### Problem statement
Can you swap every "data-point" in the records below for "scatter-point" and write the records out again, leaving everything else the same?

(Saved data entries)
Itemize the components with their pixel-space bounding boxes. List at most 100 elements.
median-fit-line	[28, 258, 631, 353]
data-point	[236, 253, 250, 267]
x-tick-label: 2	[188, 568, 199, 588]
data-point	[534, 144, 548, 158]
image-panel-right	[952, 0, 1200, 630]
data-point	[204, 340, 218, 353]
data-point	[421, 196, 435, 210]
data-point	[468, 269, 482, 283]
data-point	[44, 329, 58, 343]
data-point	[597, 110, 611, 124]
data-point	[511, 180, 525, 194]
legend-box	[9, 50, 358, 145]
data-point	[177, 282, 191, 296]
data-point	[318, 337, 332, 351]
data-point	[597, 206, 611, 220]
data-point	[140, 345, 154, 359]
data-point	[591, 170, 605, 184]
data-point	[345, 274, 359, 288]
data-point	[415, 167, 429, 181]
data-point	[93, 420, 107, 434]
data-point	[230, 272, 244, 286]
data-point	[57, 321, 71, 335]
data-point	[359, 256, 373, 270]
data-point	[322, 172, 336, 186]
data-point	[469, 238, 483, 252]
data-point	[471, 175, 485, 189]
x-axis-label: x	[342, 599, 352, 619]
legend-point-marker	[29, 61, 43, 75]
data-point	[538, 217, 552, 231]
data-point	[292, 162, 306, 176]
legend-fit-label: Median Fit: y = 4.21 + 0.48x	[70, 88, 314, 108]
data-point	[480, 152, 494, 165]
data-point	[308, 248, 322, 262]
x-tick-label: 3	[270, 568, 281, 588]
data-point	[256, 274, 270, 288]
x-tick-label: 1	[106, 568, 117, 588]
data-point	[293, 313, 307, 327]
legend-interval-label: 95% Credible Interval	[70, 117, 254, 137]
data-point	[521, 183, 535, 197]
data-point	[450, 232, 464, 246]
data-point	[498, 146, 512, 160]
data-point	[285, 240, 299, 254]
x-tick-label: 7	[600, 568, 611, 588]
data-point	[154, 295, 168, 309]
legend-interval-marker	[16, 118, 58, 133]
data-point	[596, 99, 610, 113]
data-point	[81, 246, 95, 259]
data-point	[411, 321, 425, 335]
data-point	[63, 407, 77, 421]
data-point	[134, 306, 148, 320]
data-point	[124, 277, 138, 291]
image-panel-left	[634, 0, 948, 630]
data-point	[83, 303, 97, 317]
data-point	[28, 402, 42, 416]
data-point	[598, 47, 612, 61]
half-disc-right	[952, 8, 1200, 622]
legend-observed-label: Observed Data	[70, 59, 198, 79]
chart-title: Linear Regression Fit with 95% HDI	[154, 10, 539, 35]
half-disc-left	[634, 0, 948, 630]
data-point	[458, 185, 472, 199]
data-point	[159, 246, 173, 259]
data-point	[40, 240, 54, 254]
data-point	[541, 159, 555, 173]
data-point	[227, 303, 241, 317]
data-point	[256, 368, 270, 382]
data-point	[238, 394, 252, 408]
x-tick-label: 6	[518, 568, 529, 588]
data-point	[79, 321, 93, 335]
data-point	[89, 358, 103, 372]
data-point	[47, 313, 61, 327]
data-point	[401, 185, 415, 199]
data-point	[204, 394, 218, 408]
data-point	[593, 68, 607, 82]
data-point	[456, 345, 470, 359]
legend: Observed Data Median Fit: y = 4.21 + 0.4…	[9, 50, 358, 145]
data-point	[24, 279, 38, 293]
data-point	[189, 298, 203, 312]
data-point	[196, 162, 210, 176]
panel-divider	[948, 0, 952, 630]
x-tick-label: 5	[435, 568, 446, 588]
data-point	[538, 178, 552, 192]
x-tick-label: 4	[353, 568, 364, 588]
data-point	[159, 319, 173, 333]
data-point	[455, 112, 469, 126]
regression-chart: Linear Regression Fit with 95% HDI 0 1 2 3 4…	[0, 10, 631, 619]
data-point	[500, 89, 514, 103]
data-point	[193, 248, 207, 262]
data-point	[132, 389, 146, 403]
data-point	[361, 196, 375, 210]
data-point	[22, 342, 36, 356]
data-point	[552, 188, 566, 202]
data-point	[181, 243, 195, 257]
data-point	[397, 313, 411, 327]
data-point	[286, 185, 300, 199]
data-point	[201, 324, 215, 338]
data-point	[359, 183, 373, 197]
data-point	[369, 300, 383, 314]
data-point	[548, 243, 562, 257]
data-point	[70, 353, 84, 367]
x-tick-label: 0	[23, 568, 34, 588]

### Task solution
Itemize the components with their pixel-space bounding boxes. List at most 100 elements.
median-fit-line	[28, 258, 631, 353]
scatter-point	[236, 253, 250, 267]
x-tick-label: 2	[188, 568, 199, 588]
scatter-point	[534, 144, 548, 158]
image-panel-right	[952, 0, 1200, 630]
scatter-point	[204, 340, 218, 353]
scatter-point	[421, 196, 435, 210]
scatter-point	[468, 269, 482, 283]
scatter-point	[44, 329, 58, 343]
scatter-point	[597, 110, 611, 124]
scatter-point	[511, 180, 525, 194]
legend-box	[9, 50, 358, 145]
scatter-point	[177, 282, 191, 296]
scatter-point	[318, 337, 332, 351]
scatter-point	[597, 206, 611, 220]
scatter-point	[140, 345, 154, 359]
scatter-point	[591, 170, 605, 184]
scatter-point	[345, 274, 359, 288]
scatter-point	[415, 167, 429, 181]
scatter-point	[93, 420, 107, 434]
scatter-point	[230, 272, 244, 286]
scatter-point	[57, 321, 71, 335]
scatter-point	[359, 256, 373, 270]
scatter-point	[322, 172, 336, 186]
scatter-point	[469, 238, 483, 252]
scatter-point	[471, 175, 485, 189]
x-axis-label: x	[342, 599, 352, 619]
legend-point-marker	[29, 61, 43, 75]
scatter-point	[538, 217, 552, 231]
scatter-point	[292, 162, 306, 176]
legend-fit-label: Median Fit: y = 4.21 + 0.48x	[70, 88, 314, 108]
scatter-point	[480, 152, 494, 165]
scatter-point	[308, 248, 322, 262]
x-tick-label: 3	[270, 568, 281, 588]
scatter-point	[256, 274, 270, 288]
x-tick-label: 1	[106, 568, 117, 588]
scatter-point	[293, 313, 307, 327]
legend-interval-label: 95% Credible Interval	[70, 117, 254, 137]
scatter-point	[521, 183, 535, 197]
scatter-point	[450, 232, 464, 246]
scatter-point	[498, 146, 512, 160]
scatter-point	[285, 240, 299, 254]
x-tick-label: 7	[600, 568, 611, 588]
scatter-point	[154, 295, 168, 309]
legend-interval-marker	[16, 118, 58, 133]
scatter-point	[596, 99, 610, 113]
scatter-point	[81, 246, 95, 259]
scatter-point	[411, 321, 425, 335]
scatter-point	[63, 407, 77, 421]
scatter-point	[134, 306, 148, 320]
scatter-point	[124, 277, 138, 291]
image-panel-left	[634, 0, 948, 630]
scatter-point	[83, 303, 97, 317]
scatter-point	[28, 402, 42, 416]
scatter-point	[598, 47, 612, 61]
half-disc-right	[952, 8, 1200, 622]
legend-observed-label: Observed Data	[70, 59, 198, 79]
chart-title: Linear Regression Fit with 95% HDI	[154, 10, 539, 35]
half-disc-left	[634, 0, 948, 630]
scatter-point	[458, 185, 472, 199]
scatter-point	[159, 246, 173, 259]
scatter-point	[40, 240, 54, 254]
scatter-point	[541, 159, 555, 173]
scatter-point	[227, 303, 241, 317]
scatter-point	[256, 368, 270, 382]
scatter-point	[238, 394, 252, 408]
x-tick-label: 6	[518, 568, 529, 588]
scatter-point	[79, 321, 93, 335]
scatter-point	[89, 358, 103, 372]
scatter-point	[47, 313, 61, 327]
scatter-point	[401, 185, 415, 199]
scatter-point	[204, 394, 218, 408]
scatter-point	[593, 68, 607, 82]
scatter-point	[456, 345, 470, 359]
legend: Observed Data Median Fit: y = 4.21 + 0.4…	[9, 50, 358, 145]
scatter-point	[24, 279, 38, 293]
scatter-point	[189, 298, 203, 312]
scatter-point	[196, 162, 210, 176]
panel-divider	[948, 0, 952, 630]
x-tick-label: 5	[435, 568, 446, 588]
scatter-point	[538, 178, 552, 192]
x-tick-label: 4	[353, 568, 364, 588]
scatter-point	[159, 319, 173, 333]
scatter-point	[455, 112, 469, 126]
regression-chart: Linear Regression Fit with 95% HDI 0 1 2 3 4…	[0, 10, 631, 619]
scatter-point	[500, 89, 514, 103]
scatter-point	[193, 248, 207, 262]
scatter-point	[132, 389, 146, 403]
scatter-point	[361, 196, 375, 210]
scatter-point	[22, 342, 36, 356]
scatter-point	[552, 188, 566, 202]
scatter-point	[181, 243, 195, 257]
scatter-point	[397, 313, 411, 327]
scatter-point	[286, 185, 300, 199]
scatter-point	[201, 324, 215, 338]
scatter-point	[359, 183, 373, 197]
scatter-point	[369, 300, 383, 314]
scatter-point	[548, 243, 562, 257]
scatter-point	[70, 353, 84, 367]
x-tick-label: 0	[23, 568, 34, 588]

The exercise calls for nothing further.